> Set problem
For every line in the data below that contains "Sindaco", copy the line.

> Provided data
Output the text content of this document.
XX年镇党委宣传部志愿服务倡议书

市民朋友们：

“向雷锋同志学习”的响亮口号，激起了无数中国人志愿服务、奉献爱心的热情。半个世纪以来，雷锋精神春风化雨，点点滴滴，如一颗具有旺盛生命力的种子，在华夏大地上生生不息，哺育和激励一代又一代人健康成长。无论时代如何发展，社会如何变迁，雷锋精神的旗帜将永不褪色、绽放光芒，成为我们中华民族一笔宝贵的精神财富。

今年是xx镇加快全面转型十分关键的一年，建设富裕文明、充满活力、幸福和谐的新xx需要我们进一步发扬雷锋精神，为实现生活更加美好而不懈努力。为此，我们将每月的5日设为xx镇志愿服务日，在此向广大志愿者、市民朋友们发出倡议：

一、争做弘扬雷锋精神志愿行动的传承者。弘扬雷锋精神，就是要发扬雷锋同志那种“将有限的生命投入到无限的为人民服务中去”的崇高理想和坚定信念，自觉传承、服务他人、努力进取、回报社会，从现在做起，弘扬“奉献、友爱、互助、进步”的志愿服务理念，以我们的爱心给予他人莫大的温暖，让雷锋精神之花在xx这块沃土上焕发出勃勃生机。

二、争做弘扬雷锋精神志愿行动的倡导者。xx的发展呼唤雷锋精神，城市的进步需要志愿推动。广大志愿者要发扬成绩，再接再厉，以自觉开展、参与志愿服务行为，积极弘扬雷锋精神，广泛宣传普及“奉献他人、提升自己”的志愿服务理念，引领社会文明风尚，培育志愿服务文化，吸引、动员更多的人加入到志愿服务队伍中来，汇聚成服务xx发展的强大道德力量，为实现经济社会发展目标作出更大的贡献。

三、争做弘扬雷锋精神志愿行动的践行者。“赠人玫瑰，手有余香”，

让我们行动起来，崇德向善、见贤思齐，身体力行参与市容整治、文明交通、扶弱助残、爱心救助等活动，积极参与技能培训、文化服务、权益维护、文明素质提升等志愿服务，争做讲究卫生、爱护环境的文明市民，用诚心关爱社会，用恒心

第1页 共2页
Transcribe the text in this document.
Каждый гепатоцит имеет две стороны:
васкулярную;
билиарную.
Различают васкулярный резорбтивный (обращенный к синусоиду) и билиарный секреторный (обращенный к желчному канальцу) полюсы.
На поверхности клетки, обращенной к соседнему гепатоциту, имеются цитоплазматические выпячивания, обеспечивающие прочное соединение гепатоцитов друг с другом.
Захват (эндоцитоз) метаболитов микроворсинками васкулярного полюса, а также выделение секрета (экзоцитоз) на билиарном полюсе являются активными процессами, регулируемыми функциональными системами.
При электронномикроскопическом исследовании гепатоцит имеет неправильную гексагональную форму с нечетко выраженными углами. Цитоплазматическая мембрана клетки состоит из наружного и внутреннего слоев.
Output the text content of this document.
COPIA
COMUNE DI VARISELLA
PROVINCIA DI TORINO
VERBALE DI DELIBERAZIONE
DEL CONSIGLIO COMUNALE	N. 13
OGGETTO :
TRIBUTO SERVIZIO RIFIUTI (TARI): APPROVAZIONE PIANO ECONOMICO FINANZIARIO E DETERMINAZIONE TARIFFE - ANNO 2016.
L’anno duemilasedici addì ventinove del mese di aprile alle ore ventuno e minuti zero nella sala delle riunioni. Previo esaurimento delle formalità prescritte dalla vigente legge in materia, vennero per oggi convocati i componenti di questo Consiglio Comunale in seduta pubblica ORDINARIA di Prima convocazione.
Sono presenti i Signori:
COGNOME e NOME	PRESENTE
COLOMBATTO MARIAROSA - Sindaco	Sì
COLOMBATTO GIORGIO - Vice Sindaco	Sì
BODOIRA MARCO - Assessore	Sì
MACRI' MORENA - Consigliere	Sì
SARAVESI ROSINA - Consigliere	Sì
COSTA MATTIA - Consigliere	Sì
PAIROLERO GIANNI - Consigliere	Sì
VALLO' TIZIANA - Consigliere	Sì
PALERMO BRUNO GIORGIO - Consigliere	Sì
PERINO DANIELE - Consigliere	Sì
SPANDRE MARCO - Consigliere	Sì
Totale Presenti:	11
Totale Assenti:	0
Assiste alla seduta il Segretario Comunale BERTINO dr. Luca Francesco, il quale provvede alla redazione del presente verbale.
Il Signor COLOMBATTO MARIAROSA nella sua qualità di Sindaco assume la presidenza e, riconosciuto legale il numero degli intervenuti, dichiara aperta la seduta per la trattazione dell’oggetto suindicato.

> Reply to the exercise
COLOMBATTO MARIAROSA - Sindaco	Sì
COLOMBATTO GIORGIO - Vice Sindaco	Sì
Il Signor COLOMBATTO MARIAROSA nella sua qualità di Sindaco assume la presidenza e, riconosciuto legale il numero degli intervenuti, dichiara aperta la seduta per la trattazione dell’oggetto suindicato.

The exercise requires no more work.